What to work on -
Go through the records and copy each line where the word "true" occurs.

============

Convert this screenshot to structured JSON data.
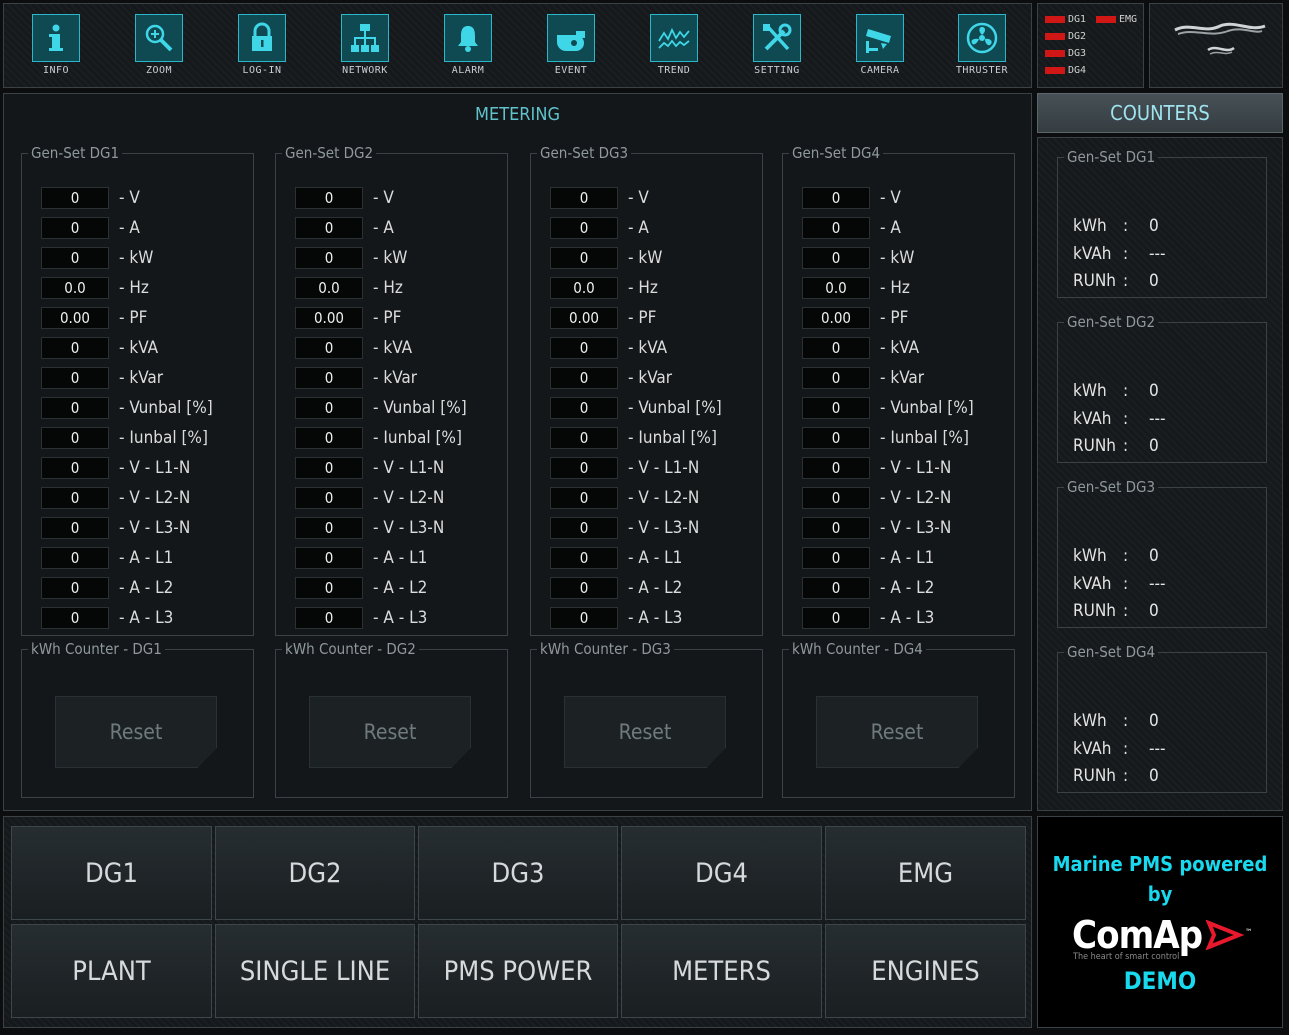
{
  "toolbar": [
    {
      "label": "INFO",
      "icon": "info-icon"
    },
    {
      "label": "ZOOM",
      "icon": "zoom-icon"
    },
    {
      "label": "LOG-IN",
      "icon": "lock-icon"
    },
    {
      "label": "NETWORK",
      "icon": "network-icon"
    },
    {
      "label": "ALARM",
      "icon": "bell-icon"
    },
    {
      "label": "EVENT",
      "icon": "event-icon"
    },
    {
      "label": "TREND",
      "icon": "trend-icon"
    },
    {
      "label": "SETTING",
      "icon": "tools-icon"
    },
    {
      "label": "CAMERA",
      "icon": "camera-icon"
    },
    {
      "label": "THRUSTER",
      "icon": "fan-icon"
    }
  ],
  "status": {
    "dg1": "DG1",
    "dg2": "DG2",
    "dg3": "DG3",
    "dg4": "DG4",
    "emg": "EMG",
    "led_color": "#d11616"
  },
  "metering": {
    "title": "METERING",
    "units": [
      "- V",
      "- A",
      "- kW",
      "- Hz",
      "- PF",
      "- kVA",
      "- kVar",
      "- Vunbal [%]",
      "- Iunbal [%]",
      "- V - L1-N",
      "- V - L2-N",
      "- V - L3-N",
      "- A - L1",
      "- A - L2",
      "- A - L3"
    ],
    "gensets": [
      {
        "title": "Gen-Set DG1",
        "values": [
          "0",
          "0",
          "0",
          "0.0",
          "0.00",
          "0",
          "0",
          "0",
          "0",
          "0",
          "0",
          "0",
          "0",
          "0",
          "0"
        ],
        "kwh_title": "kWh Counter - DG1",
        "reset": "Reset"
      },
      {
        "title": "Gen-Set DG2",
        "values": [
          "0",
          "0",
          "0",
          "0.0",
          "0.00",
          "0",
          "0",
          "0",
          "0",
          "0",
          "0",
          "0",
          "0",
          "0",
          "0"
        ],
        "kwh_title": "kWh Counter - DG2",
        "reset": "Reset"
      },
      {
        "title": "Gen-Set DG3",
        "values": [
          "0",
          "0",
          "0",
          "0.0",
          "0.00",
          "0",
          "0",
          "0",
          "0",
          "0",
          "0",
          "0",
          "0",
          "0",
          "0"
        ],
        "kwh_title": "kWh Counter - DG3",
        "reset": "Reset"
      },
      {
        "title": "Gen-Set DG4",
        "values": [
          "0",
          "0",
          "0",
          "0.0",
          "0.00",
          "0",
          "0",
          "0",
          "0",
          "0",
          "0",
          "0",
          "0",
          "0",
          "0"
        ],
        "kwh_title": "kWh Counter - DG4",
        "reset": "Reset"
      }
    ]
  },
  "counters": {
    "header": "COUNTERS",
    "items": [
      {
        "title": "Gen-Set DG1",
        "kwh": "0",
        "kvah": "---",
        "runh": "0"
      },
      {
        "title": "Gen-Set DG2",
        "kwh": "0",
        "kvah": "---",
        "runh": "0"
      },
      {
        "title": "Gen-Set DG3",
        "kwh": "0",
        "kvah": "---",
        "runh": "0"
      },
      {
        "title": "Gen-Set DG4",
        "kwh": "0",
        "kvah": "---",
        "runh": "0"
      }
    ],
    "labels": {
      "kwh": "kWh",
      "kvah": "kVAh",
      "runh": "RUNh",
      "colon": ":"
    }
  },
  "nav": [
    "DG1",
    "DG2",
    "DG3",
    "DG4",
    "EMG",
    "PLANT",
    "SINGLE LINE",
    "PMS POWER",
    "METERS",
    "ENGINES"
  ],
  "brand": {
    "line1": "Marine PMS powered",
    "line2": "by",
    "company": "ComAp",
    "tagline": "The heart of smart control",
    "demo": "DEMO",
    "tm": "™"
  },
  "colors": {
    "accent": "#19d9ef",
    "icon_border": "#2bb7c9",
    "icon_bg": "#0f4a52",
    "alarm_red": "#d11616"
  }
}
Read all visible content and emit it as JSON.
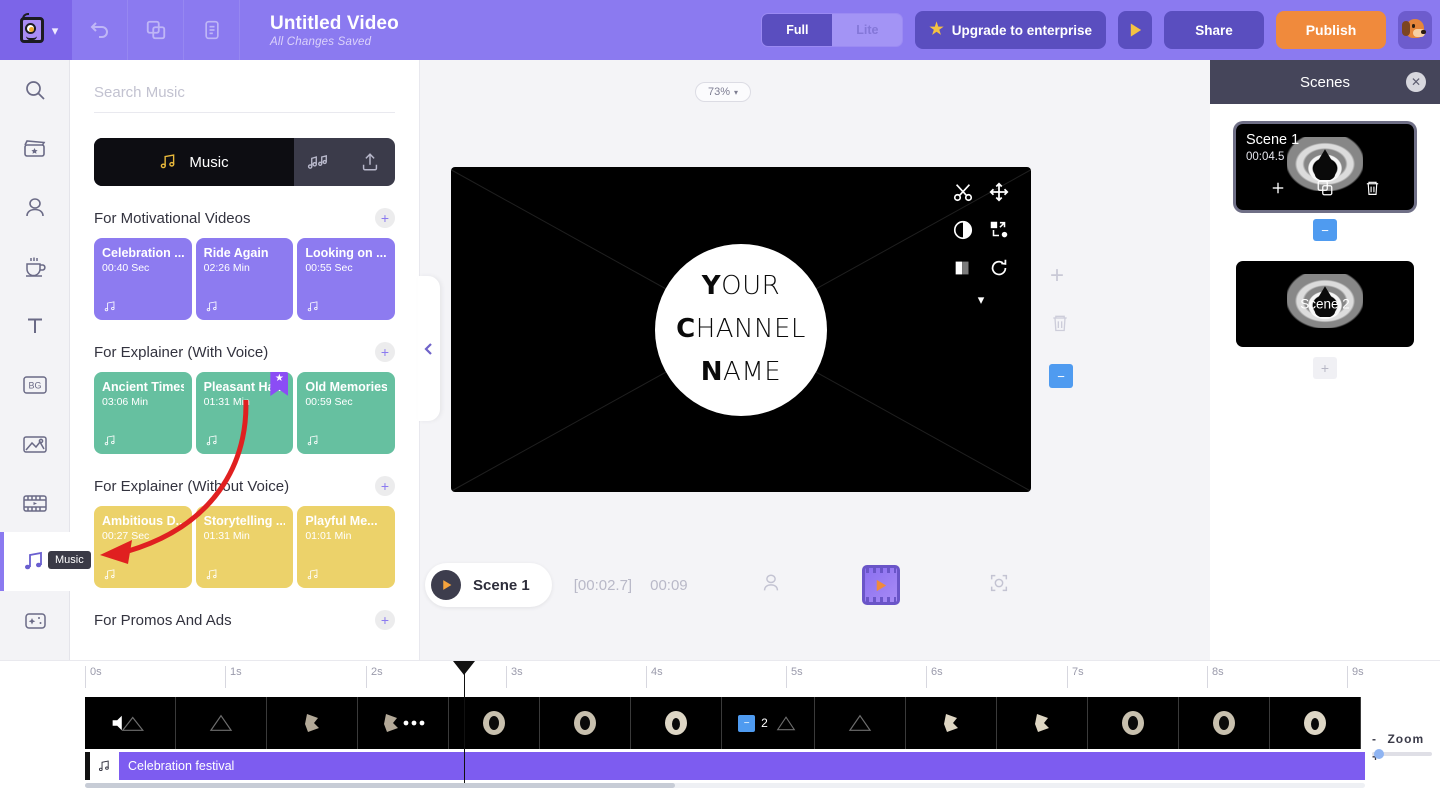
{
  "header": {
    "title": "Untitled Video",
    "subtitle": "All Changes Saved",
    "undo_icon": "undo-icon",
    "duplicate_icon": "duplicate-icon",
    "notes_icon": "notes-icon",
    "brand_icon": "monster-logo",
    "chevron_icon": "chevron-down-icon",
    "mode_toggle": {
      "full": "Full",
      "lite": "Lite",
      "selected": "Full"
    },
    "upgrade_label": "Upgrade to enterprise",
    "upgrade_star": "star-icon",
    "preview_icon": "play-icon",
    "share_label": "Share",
    "publish_label": "Publish",
    "avatar_icon": "dog-avatar",
    "colors": {
      "bar": "#8b7af0",
      "button": "#5a4ebf",
      "publish": "#f08a3c"
    }
  },
  "rail": {
    "items": [
      {
        "name": "search",
        "icon": "search-icon",
        "active": false
      },
      {
        "name": "templates",
        "icon": "clapperboard-icon",
        "active": false
      },
      {
        "name": "characters",
        "icon": "person-icon",
        "active": false
      },
      {
        "name": "props",
        "icon": "coffee-cup-icon",
        "active": false
      },
      {
        "name": "text",
        "icon": "text-t-icon",
        "active": false
      },
      {
        "name": "background",
        "icon": "bg-icon",
        "label": "BG",
        "active": false
      },
      {
        "name": "images",
        "icon": "image-icon",
        "active": false
      },
      {
        "name": "video",
        "icon": "film-icon",
        "active": false
      },
      {
        "name": "music",
        "icon": "music-note-icon",
        "active": true,
        "tooltip": "Music"
      },
      {
        "name": "effects",
        "icon": "sparkle-icon",
        "active": false
      }
    ],
    "bottom": [
      {
        "name": "filmstrip",
        "icon": "filmstrip-icon"
      },
      {
        "name": "voiceover",
        "icon": "microphone-plus-icon"
      }
    ]
  },
  "panel": {
    "search_placeholder": "Search Music",
    "search_value": "",
    "tabs": [
      {
        "label": "Music",
        "icon": "music-note-icon",
        "active": true
      },
      {
        "label": "",
        "icon": "sound-effects-icon",
        "active": false
      },
      {
        "label": "",
        "icon": "upload-icon",
        "active": false
      }
    ],
    "collapse_icon": "chevron-left-icon",
    "groups": [
      {
        "title": "For Motivational Videos",
        "add_icon": "plus-icon",
        "color": "#8d7bf0",
        "tracks": [
          {
            "name": "Celebration ...",
            "duration": "00:40 Sec",
            "icon": "music-note-icon",
            "featured": false
          },
          {
            "name": "Ride Again",
            "duration": "02:26 Min",
            "icon": "music-note-icon",
            "featured": false
          },
          {
            "name": "Looking on ...",
            "duration": "00:55 Sec",
            "icon": "music-note-icon",
            "featured": false
          }
        ]
      },
      {
        "title": "For Explainer (With Voice)",
        "add_icon": "plus-icon",
        "color": "#66c0a0",
        "tracks": [
          {
            "name": "Ancient Times",
            "duration": "03:06 Min",
            "icon": "music-note-icon",
            "featured": false
          },
          {
            "name": "Pleasant Ha...",
            "duration": "01:31 Min",
            "icon": "music-note-icon",
            "featured": true
          },
          {
            "name": "Old Memories",
            "duration": "00:59 Sec",
            "icon": "music-note-icon",
            "featured": false
          }
        ]
      },
      {
        "title": "For Explainer (Without Voice)",
        "add_icon": "plus-icon",
        "color": "#ecd26a",
        "tracks": [
          {
            "name": "Ambitious D...",
            "duration": "00:27 Sec",
            "icon": "music-note-icon",
            "featured": false
          },
          {
            "name": "Storytelling ...",
            "duration": "01:31 Min",
            "icon": "music-note-icon",
            "featured": false
          },
          {
            "name": "Playful Me...",
            "duration": "01:01 Min",
            "icon": "music-note-icon",
            "featured": false
          }
        ]
      },
      {
        "title": "For Promos And Ads",
        "add_icon": "plus-icon",
        "color": "#8d7bf0",
        "tracks": []
      }
    ]
  },
  "stage": {
    "zoom_level": "73%",
    "zoom_caret": "chevron-down-icon",
    "canvas_text_lines": [
      "YOUR",
      "CHANNEL",
      "NAME"
    ],
    "canvas_tools": [
      {
        "name": "cut",
        "icon": "scissors-icon"
      },
      {
        "name": "move",
        "icon": "move-arrows-icon"
      },
      {
        "name": "opacity",
        "icon": "half-circle-icon"
      },
      {
        "name": "replace",
        "icon": "swap-icon"
      },
      {
        "name": "color-split",
        "icon": "color-split-icon"
      },
      {
        "name": "rotate",
        "icon": "rotate-icon"
      },
      {
        "name": "more",
        "icon": "chevron-down-icon"
      }
    ],
    "side_tools": [
      {
        "name": "add",
        "icon": "plus-icon"
      },
      {
        "name": "delete",
        "icon": "trash-icon"
      },
      {
        "name": "minus",
        "icon": "minus-icon",
        "color": "#4f9bf0"
      }
    ]
  },
  "player": {
    "scene_label": "Scene 1",
    "play_icon": "play-icon",
    "current_time": "[00:02.7]",
    "total_time": "00:09",
    "character_icon": "person-icon",
    "filmstrip_icon": "filmstrip-play-icon",
    "fit_icon": "fit-frame-icon"
  },
  "scenes": {
    "title": "Scenes",
    "close_icon": "close-icon",
    "items": [
      {
        "name": "Scene 1",
        "duration": "00:04.5",
        "selected": true,
        "label_position": "top-left",
        "actions": [
          {
            "name": "add-scene",
            "icon": "plus-icon"
          },
          {
            "name": "duplicate-scene",
            "icon": "duplicate-icon"
          },
          {
            "name": "delete-scene",
            "icon": "trash-icon"
          }
        ],
        "divider": {
          "icon": "minus-icon",
          "color": "#4f9bf0"
        }
      },
      {
        "name": "Scene 2",
        "duration": "",
        "selected": false,
        "label_position": "center",
        "actions": [],
        "divider": {
          "icon": "plus-icon",
          "color": "#f0f0f4"
        }
      }
    ]
  },
  "timeline": {
    "ruler_labels": [
      "0s",
      "1s",
      "2s",
      "3s",
      "4s",
      "5s",
      "6s",
      "7s",
      "8s",
      "9s"
    ],
    "playhead_time": "2.7s",
    "video_cells": [
      {
        "icon": "speaker-triangle-icon"
      },
      {
        "icon": "triangle-icon"
      },
      {
        "icon": "shape-icon"
      },
      {
        "icon": "shape-dots-icon"
      },
      {
        "icon": "orb-icon"
      },
      {
        "icon": "orb-icon"
      },
      {
        "icon": "orb-icon"
      },
      {
        "icon": "badge-minus",
        "badge": "2",
        "badge_icon": "minus-icon"
      },
      {
        "icon": "triangle-icon"
      },
      {
        "icon": "shape-icon"
      },
      {
        "icon": "shape-icon"
      },
      {
        "icon": "orb-icon"
      },
      {
        "icon": "orb-icon"
      },
      {
        "icon": "orb-icon"
      }
    ],
    "audio_track": {
      "name": "Celebration festival",
      "icon": "music-note-icon",
      "color": "#7d5cf0"
    },
    "zoom": {
      "minus": "-",
      "label": "Zoom",
      "plus": "+",
      "value": 4
    }
  },
  "annotation": {
    "type": "red-arrow",
    "color": "#e02020"
  }
}
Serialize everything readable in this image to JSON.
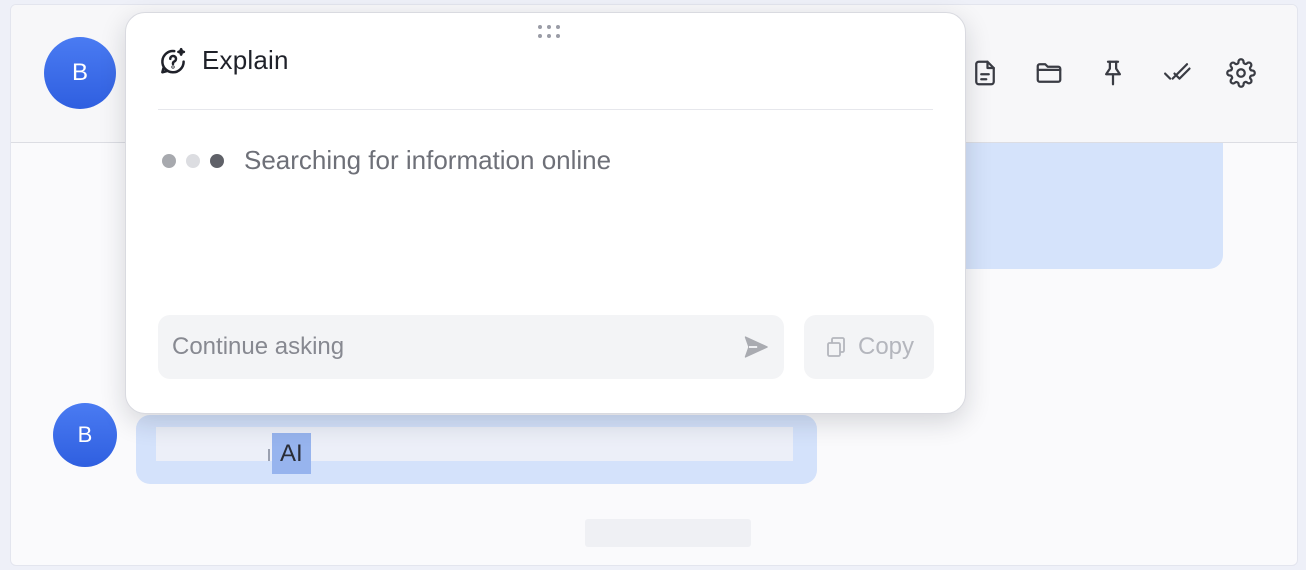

============

Exercise solution -
        "active": true,
        "active": true
            "featured": true
        "selected": true,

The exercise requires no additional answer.